(PROBLEM REQUIREMENTS) Every line of the records must be repeated exactly; pictures stay out.

(DATASET)
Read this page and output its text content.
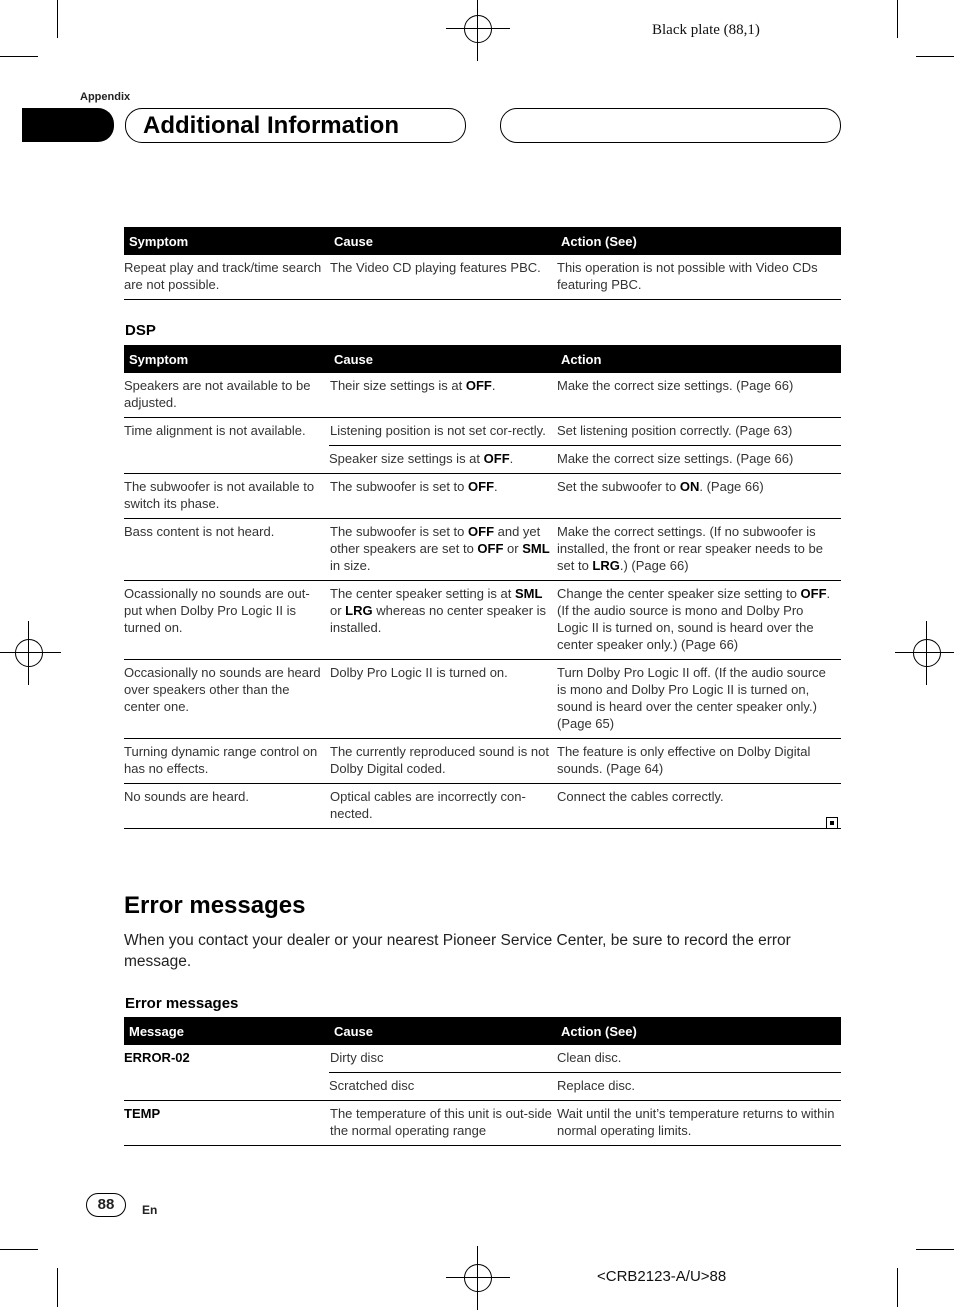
Black plate (88,1)
Appendix
Additional Information
Symptom	Cause	Action (See)
Repeat play and track/time search are not possible.	The Video CD playing features PBC.	This operation is not possible with Video CDs featuring PBC.
DSP
Symptom	Cause	Action
Speakers are not available to be adjusted.	Their size settings is at OFF.	Make the correct size settings. (Page 66)
Time alignment is not available.	Listening position is not set cor-rectly.	Set listening position correctly. (Page 63)
	Speaker size settings is at OFF.	Make the correct size settings. (Page 66)
The subwoofer is not available to switch its phase.	The subwoofer is set to OFF.	Set the subwoofer to ON. (Page 66)
Bass content is not heard.	The subwoofer is set to OFF and yet other speakers are set to OFF or SML in size.	Make the correct settings. (If no subwoofer is installed, the front or rear speaker needs to be set to LRG.) (Page 66)
Ocassionally no sounds are out-put when Dolby Pro Logic II is turned on.	The center speaker setting is at SML or LRG whereas no center speaker is installed.	Change the center speaker size setting to OFF. (If the audio source is mono and Dolby Pro Logic II is turned on, sound is heard over the center speaker only.) (Page 66)
Occasionally no sounds are heard over speakers other than the center one.	Dolby Pro Logic II is turned on.	Turn Dolby Pro Logic II off. (If the audio source is mono and Dolby Pro Logic II is turned on, sound is heard over the center speaker only.) (Page 65)
Turning dynamic range control on has no effects.	The currently reproduced sound is not Dolby Digital coded.	The feature is only effective on Dolby Digital sounds. (Page 64)
No sounds are heard.	Optical cables are incorrectly con-nected.	Connect the cables correctly.
Error messages
When you contact your dealer or your nearest Pioneer Service Center, be sure to record the error message.
Error messages
Message	Cause	Action (See)
ERROR-02	Dirty disc	Clean disc.
	Scratched disc	Replace disc.
TEMP	The temperature of this unit is out-side the normal operating range	Wait until the unit’s temperature returns to within normal operating limits.
88	En
<CRB2123-A/U>88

(EXERCISE RESPONSE)
Read this page and output its text content.
Black plate (88,1)
Appendix
Additional Information
Symptom	Cause	Action (See)
Repeat play and track/time search are not possible.	The Video CD playing features PBC.	This operation is not possible with Video CDs featuring PBC.
DSP
Symptom	Cause	Action
Speakers are not available to be adjusted.	Their size settings is at OFF.	Make the correct size settings. (Page 66)
Time alignment is not available.	Listening position is not set cor-rectly.	Set listening position correctly. (Page 63)
	Speaker size settings is at OFF.	Make the correct size settings. (Page 66)
The subwoofer is not available to switch its phase.	The subwoofer is set to OFF.	Set the subwoofer to ON. (Page 66)
Bass content is not heard.	The subwoofer is set to OFF and yet other speakers are set to OFF or SML in size.	Make the correct settings. (If no subwoofer is installed, the front or rear speaker needs to be set to LRG.) (Page 66)
Ocassionally no sounds are out-put when Dolby Pro Logic II is turned on.	The center speaker setting is at SML or LRG whereas no center speaker is installed.	Change the center speaker size setting to OFF. (If the audio source is mono and Dolby Pro Logic II is turned on, sound is heard over the center speaker only.) (Page 66)
Occasionally no sounds are heard over speakers other than the center one.	Dolby Pro Logic II is turned on.	Turn Dolby Pro Logic II off. (If the audio source is mono and Dolby Pro Logic II is turned on, sound is heard over the center speaker only.) (Page 65)
Turning dynamic range control on has no effects.	The currently reproduced sound is not Dolby Digital coded.	The feature is only effective on Dolby Digital sounds. (Page 64)
No sounds are heard.	Optical cables are incorrectly con-nected.	Connect the cables correctly.
Error messages
When you contact your dealer or your nearest Pioneer Service Center, be sure to record the error message.
Error messages
Message	Cause	Action (See)
ERROR-02	Dirty disc	Clean disc.
	Scratched disc	Replace disc.
TEMP	The temperature of this unit is out-side the normal operating range	Wait until the unit’s temperature returns to within normal operating limits.
88	En
<CRB2123-A/U>88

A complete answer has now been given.